Exercise directions: Render the rows from the very first one through the row containing "bar-chart-plot-area: $361 $488", both included, as a JSON list of strings, with one string per row and any blank rows omitted.
────────────────────
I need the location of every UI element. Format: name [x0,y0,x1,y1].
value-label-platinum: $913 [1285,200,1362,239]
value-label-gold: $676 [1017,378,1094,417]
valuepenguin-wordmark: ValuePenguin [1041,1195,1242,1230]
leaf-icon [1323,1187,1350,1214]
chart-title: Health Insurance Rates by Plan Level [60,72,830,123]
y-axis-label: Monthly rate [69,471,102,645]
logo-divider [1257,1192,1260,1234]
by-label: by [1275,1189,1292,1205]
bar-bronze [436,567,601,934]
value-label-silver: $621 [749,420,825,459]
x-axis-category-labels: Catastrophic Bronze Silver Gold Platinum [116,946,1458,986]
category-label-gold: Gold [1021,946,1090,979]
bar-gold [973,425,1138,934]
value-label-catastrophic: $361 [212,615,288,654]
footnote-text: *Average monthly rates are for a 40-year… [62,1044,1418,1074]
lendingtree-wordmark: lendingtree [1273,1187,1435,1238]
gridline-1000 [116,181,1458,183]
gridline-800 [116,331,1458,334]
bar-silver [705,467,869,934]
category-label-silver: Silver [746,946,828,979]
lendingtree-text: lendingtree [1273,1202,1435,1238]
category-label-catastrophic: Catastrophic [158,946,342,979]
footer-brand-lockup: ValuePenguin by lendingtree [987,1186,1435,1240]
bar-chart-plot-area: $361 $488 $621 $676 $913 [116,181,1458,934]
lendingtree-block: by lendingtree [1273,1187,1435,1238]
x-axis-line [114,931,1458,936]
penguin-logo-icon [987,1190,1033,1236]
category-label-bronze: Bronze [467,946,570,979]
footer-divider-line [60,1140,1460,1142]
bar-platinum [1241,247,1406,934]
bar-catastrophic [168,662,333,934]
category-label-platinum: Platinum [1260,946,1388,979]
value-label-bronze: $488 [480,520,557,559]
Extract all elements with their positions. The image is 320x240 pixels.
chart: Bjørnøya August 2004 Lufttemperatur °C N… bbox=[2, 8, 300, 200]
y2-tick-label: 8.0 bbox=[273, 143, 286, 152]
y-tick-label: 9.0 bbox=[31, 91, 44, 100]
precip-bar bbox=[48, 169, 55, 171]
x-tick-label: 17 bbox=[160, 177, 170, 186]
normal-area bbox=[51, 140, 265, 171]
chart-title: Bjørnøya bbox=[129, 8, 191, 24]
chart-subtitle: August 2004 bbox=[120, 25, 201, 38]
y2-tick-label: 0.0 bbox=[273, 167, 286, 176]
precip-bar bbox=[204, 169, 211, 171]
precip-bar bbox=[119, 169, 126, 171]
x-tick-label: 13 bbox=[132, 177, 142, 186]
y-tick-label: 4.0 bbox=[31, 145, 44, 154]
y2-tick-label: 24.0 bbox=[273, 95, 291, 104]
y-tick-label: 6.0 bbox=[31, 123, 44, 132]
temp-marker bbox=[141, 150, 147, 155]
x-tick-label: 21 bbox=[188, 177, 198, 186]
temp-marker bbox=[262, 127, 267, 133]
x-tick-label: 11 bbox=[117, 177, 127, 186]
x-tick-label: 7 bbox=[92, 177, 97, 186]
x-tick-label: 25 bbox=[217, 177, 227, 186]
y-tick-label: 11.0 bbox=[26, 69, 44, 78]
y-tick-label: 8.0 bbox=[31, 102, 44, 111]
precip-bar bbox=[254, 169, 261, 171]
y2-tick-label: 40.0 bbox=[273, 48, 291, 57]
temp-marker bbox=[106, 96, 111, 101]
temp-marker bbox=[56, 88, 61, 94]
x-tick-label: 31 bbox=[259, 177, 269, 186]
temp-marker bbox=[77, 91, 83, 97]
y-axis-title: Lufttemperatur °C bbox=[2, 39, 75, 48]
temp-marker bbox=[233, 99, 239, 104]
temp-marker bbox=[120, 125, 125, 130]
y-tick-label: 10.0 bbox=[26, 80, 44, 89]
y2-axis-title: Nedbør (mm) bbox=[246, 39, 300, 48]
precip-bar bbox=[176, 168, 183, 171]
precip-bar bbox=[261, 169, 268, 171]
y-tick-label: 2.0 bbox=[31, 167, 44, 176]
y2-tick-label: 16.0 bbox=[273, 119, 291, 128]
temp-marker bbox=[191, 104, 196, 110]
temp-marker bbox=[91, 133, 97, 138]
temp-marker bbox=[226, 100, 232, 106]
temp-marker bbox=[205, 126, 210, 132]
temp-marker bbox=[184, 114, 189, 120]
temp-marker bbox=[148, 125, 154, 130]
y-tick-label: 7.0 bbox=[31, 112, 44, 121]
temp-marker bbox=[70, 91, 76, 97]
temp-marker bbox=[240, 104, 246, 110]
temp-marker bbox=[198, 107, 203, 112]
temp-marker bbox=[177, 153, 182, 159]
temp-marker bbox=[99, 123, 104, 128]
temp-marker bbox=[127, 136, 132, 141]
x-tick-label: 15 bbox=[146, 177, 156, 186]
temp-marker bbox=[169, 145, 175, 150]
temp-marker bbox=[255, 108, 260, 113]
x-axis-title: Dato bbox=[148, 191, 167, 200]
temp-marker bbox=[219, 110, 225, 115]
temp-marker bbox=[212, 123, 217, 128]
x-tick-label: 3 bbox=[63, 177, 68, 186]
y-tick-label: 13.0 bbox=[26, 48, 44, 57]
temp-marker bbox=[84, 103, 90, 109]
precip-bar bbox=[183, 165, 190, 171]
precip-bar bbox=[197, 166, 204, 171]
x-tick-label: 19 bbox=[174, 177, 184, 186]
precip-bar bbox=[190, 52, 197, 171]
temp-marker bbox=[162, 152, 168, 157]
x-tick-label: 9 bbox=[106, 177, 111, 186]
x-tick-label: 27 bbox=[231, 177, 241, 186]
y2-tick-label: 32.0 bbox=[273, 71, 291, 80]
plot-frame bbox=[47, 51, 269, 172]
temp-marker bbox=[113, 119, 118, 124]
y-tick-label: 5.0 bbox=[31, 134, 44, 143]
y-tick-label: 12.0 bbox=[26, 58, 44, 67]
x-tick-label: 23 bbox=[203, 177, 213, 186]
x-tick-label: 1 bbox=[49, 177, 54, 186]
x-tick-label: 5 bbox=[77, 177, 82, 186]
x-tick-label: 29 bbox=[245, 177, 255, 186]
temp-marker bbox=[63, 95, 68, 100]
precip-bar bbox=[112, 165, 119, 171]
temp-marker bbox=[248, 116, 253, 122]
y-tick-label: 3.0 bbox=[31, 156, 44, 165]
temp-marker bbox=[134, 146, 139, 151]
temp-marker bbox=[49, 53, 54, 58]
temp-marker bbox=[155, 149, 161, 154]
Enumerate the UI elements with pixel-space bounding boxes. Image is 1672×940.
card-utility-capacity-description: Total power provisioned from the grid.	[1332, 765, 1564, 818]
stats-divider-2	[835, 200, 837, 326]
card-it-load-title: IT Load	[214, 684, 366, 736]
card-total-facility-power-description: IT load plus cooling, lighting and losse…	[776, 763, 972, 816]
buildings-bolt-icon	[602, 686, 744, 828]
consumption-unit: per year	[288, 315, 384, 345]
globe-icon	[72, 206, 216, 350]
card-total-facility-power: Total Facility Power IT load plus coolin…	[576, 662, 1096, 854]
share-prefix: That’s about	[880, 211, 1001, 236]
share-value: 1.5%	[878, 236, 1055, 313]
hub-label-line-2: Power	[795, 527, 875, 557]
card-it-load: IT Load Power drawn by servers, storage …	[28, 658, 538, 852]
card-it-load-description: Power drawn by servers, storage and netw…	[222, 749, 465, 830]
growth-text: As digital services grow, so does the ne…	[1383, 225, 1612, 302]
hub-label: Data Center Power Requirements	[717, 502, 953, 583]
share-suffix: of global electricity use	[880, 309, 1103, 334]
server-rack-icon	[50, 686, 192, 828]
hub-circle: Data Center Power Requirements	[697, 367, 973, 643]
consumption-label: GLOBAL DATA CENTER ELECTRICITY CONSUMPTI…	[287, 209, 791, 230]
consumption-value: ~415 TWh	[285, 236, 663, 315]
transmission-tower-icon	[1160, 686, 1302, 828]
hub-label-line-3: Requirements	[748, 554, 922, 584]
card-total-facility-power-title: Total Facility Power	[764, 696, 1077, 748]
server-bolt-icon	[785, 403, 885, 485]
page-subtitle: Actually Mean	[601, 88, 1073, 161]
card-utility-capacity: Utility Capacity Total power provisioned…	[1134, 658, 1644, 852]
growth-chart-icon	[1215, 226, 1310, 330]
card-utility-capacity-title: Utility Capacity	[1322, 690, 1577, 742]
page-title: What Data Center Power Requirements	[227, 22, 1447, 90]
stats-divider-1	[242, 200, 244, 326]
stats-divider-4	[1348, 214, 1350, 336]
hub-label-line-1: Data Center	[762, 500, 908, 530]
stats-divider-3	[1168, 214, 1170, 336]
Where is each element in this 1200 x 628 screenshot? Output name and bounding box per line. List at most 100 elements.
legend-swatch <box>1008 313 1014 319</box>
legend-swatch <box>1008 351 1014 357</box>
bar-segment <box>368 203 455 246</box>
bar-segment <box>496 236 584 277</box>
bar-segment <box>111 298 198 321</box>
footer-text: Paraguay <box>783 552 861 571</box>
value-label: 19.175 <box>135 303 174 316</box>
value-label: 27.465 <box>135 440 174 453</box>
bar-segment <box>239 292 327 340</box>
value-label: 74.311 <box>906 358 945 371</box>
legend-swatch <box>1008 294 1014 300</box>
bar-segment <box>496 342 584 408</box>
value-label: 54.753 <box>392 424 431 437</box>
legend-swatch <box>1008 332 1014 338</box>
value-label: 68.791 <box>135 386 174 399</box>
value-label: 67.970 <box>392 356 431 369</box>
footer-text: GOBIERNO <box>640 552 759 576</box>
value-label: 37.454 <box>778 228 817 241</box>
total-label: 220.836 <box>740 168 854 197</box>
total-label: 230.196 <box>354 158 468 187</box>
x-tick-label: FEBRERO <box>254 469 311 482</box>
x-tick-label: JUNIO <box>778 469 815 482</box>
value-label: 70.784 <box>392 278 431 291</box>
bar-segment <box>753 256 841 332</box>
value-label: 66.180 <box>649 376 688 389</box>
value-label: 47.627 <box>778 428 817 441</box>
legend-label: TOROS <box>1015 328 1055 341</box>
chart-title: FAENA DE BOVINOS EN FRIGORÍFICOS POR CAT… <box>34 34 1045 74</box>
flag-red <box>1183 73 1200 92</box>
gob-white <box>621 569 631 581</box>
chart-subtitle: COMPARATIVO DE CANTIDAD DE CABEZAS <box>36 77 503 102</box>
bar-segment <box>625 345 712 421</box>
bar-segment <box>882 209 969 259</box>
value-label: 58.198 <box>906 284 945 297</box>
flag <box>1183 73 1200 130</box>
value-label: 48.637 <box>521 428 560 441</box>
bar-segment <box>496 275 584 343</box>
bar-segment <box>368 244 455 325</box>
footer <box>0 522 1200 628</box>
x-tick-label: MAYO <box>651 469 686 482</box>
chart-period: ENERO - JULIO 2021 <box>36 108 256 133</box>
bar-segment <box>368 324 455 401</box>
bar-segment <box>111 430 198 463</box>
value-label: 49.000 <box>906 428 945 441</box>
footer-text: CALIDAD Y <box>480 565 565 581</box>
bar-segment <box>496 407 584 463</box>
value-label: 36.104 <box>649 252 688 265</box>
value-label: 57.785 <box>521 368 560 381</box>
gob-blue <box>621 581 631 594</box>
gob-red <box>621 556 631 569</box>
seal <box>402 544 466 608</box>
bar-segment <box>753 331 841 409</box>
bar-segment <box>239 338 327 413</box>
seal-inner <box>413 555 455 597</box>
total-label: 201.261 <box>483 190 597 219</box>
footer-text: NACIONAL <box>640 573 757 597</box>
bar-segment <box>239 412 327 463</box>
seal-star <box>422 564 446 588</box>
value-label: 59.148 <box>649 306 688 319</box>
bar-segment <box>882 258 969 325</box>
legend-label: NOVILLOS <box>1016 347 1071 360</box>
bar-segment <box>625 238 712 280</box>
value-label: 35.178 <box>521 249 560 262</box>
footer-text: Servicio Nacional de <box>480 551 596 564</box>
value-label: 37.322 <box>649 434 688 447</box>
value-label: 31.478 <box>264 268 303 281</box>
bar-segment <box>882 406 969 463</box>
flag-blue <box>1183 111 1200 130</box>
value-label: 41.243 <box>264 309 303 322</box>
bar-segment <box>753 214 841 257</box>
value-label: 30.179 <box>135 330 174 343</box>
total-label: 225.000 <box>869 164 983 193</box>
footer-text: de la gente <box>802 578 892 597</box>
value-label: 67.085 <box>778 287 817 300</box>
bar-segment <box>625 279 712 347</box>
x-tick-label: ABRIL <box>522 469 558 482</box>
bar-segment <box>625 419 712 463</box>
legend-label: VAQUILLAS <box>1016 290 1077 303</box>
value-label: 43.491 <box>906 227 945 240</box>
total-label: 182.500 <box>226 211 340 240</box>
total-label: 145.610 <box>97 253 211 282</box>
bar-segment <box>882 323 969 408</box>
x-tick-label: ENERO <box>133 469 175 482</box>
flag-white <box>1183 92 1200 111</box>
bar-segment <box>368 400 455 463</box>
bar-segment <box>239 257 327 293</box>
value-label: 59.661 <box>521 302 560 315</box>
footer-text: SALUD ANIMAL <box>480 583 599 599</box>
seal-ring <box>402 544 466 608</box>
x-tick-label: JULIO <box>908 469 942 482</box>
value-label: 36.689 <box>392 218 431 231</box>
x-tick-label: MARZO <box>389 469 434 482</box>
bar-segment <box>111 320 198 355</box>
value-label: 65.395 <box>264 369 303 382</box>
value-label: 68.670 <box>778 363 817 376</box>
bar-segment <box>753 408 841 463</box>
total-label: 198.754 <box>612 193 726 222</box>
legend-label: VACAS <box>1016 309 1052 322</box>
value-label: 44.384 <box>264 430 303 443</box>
────────────────────
Full answer:
[
  "I need the location of every UI element. Format: name [x0,y0,x1,y1].",
  "value-label-platinum: $913 [1285,200,1362,239]",
  "value-label-gold: $676 [1017,378,1094,417]",
  "valuepenguin-wordmark: ValuePenguin [1041,1195,1242,1230]",
  "leaf-icon [1323,1187,1350,1214]",
  "chart-title: Health Insurance Rates by Plan Level [60,72,830,123]",
  "y-axis-label: Monthly rate [69,471,102,645]",
  "logo-divider [1257,1192,1260,1234]",
  "by-label: by [1275,1189,1292,1205]",
  "bar-bronze [436,567,601,934]",
  "value-label-silver: $621 [749,420,825,459]",
  "x-axis-category-labels: Catastrophic Bronze Silver Gold Platinum [116,946,1458,986]",
  "category-label-gold: Gold [1021,946,1090,979]",
  "bar-gold [973,425,1138,934]",
  "value-label-catastrophic: $361 [212,615,288,654]",
  "footnote-text: *Average monthly rates are for a 40-year… [62,1044,1418,1074]",
  "lendingtree-wordmark: lendingtree [1273,1187,1435,1238]",
  "gridline-1000 [116,181,1458,183]",
  "gridline-800 [116,331,1458,334]",
  "bar-silver [705,467,869,934]",
  "category-label-silver: Silver [746,946,828,979]",
  "lendingtree-text: lendingtree [1273,1202,1435,1238]",
  "category-label-catastrophic: Catastrophic [158,946,342,979]",
  "footer-brand-lockup: ValuePenguin by lendingtree [987,1186,1435,1240]",
  "bar-chart-plot-area: $361 $488 $621 $676 $913 [116,181,1458,934]"
]